Aim: Scan the listing below and copy every line holding "marker".

======== Input ========

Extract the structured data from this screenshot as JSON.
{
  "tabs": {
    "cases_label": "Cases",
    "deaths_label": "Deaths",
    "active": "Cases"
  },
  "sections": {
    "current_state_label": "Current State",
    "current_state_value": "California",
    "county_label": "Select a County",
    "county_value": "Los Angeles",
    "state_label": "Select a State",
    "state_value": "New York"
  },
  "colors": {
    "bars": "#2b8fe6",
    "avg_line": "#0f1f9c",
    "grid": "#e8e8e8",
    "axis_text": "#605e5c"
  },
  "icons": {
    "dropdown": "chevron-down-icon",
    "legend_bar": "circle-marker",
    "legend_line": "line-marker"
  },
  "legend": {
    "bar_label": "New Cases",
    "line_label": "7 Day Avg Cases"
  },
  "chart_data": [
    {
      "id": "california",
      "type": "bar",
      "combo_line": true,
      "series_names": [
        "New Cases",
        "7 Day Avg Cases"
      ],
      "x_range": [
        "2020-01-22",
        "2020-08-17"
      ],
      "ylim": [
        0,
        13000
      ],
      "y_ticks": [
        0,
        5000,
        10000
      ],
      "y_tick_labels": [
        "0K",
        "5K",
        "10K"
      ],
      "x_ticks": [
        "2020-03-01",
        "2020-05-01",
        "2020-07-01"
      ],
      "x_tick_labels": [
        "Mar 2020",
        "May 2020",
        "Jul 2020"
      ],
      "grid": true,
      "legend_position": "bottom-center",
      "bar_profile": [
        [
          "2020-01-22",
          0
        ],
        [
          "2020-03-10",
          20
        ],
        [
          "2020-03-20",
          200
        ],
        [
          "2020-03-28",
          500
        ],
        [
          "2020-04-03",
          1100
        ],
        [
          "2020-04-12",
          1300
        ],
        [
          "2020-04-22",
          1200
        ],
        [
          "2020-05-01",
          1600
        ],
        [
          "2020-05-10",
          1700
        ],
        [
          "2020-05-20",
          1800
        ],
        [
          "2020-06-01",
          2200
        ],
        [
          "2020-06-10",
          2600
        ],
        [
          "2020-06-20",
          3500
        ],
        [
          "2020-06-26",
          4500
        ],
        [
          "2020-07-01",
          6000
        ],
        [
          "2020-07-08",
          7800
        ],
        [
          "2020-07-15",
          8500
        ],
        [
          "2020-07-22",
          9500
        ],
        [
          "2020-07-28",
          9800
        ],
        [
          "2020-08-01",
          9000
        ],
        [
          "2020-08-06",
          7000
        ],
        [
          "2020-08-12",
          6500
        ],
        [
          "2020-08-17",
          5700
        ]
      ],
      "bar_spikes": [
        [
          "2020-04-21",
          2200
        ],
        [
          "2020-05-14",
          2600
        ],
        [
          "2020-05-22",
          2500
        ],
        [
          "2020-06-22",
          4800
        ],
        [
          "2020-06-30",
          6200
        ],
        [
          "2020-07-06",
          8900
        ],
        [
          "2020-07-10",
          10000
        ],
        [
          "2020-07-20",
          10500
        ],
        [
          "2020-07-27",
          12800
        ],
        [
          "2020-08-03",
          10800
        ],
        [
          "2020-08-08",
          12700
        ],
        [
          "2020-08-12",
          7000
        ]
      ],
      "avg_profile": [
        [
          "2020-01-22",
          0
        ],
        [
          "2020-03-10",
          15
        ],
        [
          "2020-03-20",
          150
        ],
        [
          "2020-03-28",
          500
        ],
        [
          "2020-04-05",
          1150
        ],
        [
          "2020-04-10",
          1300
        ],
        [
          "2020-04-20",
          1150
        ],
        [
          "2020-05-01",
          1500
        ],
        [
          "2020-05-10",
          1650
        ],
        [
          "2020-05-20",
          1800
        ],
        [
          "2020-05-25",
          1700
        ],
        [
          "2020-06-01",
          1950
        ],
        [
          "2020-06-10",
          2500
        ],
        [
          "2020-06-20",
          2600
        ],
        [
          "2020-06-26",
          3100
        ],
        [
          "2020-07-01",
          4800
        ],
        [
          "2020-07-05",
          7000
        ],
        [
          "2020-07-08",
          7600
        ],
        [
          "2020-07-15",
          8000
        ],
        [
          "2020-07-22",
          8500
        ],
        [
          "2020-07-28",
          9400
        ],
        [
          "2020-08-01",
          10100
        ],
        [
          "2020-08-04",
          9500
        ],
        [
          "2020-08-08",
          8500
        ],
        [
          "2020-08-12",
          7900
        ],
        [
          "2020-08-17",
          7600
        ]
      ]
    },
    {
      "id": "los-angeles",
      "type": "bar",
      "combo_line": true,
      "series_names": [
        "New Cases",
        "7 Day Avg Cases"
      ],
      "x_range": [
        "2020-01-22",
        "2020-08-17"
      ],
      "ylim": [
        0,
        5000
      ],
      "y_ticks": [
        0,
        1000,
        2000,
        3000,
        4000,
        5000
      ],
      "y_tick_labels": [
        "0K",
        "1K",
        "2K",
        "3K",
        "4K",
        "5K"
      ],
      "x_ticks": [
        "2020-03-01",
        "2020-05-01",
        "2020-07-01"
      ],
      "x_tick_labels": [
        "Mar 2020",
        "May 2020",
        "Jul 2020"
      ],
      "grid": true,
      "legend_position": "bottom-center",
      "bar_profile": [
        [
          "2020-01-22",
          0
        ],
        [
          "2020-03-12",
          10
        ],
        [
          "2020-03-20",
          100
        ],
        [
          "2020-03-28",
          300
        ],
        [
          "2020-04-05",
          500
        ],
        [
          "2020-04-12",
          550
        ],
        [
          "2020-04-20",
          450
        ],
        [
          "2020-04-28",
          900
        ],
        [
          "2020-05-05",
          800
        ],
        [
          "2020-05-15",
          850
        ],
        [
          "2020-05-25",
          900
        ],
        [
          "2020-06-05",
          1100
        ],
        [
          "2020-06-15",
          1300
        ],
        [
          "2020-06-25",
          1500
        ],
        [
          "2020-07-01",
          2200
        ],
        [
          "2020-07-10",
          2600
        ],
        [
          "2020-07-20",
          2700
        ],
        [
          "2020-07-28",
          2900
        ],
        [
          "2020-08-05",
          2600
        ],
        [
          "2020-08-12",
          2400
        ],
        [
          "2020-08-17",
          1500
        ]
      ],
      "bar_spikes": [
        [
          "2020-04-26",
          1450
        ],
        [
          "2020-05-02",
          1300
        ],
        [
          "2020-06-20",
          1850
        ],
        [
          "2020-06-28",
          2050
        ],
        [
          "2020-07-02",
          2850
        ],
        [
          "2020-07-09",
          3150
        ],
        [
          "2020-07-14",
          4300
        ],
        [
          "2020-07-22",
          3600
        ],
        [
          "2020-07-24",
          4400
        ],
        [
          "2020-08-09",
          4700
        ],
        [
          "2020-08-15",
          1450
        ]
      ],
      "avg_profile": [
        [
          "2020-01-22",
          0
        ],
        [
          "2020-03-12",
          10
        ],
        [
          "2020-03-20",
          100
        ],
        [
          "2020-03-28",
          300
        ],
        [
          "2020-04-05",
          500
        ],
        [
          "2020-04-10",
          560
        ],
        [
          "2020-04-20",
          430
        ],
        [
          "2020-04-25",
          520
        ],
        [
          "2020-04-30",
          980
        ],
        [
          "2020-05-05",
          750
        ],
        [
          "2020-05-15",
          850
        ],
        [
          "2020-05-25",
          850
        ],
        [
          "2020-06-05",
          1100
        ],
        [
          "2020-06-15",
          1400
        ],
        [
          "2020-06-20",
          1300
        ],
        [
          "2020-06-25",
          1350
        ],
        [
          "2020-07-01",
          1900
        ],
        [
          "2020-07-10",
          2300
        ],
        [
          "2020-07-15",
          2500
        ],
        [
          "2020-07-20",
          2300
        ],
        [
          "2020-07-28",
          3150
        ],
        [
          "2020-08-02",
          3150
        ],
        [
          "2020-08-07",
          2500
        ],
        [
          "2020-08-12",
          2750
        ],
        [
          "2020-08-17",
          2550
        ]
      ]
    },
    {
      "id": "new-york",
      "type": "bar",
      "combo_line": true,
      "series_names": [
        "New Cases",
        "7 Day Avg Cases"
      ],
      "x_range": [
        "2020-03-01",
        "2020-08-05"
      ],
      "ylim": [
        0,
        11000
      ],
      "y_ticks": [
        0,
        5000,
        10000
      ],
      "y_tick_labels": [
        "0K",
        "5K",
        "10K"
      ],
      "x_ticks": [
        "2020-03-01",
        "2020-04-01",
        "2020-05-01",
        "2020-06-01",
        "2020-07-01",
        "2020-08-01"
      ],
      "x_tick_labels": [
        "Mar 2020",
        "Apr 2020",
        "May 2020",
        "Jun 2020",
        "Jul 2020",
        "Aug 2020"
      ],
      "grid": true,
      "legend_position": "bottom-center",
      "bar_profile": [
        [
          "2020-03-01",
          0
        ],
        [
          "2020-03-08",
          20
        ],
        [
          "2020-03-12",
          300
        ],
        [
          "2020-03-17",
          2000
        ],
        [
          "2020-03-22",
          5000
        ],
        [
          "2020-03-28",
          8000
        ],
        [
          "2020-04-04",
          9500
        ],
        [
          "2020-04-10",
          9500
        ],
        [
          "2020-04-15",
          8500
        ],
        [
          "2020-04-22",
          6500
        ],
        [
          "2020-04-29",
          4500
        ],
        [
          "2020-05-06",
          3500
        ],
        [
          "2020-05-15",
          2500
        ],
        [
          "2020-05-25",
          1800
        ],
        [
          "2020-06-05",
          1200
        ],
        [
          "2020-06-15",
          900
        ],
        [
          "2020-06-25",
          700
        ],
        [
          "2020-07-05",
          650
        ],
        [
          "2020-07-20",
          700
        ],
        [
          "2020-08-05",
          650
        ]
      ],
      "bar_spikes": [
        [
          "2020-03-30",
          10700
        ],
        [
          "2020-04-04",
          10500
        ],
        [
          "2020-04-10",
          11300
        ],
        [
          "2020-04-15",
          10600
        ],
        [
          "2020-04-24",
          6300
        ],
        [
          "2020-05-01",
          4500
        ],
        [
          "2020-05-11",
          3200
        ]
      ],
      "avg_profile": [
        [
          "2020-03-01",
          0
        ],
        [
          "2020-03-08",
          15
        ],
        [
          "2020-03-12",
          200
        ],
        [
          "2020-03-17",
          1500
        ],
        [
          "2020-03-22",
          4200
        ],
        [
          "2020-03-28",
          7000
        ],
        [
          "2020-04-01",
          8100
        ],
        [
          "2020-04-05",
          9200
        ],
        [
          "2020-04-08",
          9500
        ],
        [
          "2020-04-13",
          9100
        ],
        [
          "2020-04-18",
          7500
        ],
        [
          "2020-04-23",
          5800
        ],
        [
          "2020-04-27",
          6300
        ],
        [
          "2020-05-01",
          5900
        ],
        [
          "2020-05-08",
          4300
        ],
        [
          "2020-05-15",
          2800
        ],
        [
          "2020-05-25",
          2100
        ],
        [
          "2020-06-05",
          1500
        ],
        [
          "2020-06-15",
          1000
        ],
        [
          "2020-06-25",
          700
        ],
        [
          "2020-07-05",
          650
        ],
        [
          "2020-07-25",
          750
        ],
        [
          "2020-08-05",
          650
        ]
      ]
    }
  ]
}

========

Exercise solution:
    "legend_bar": "circle-marker",
    "legend_line": "line-marker"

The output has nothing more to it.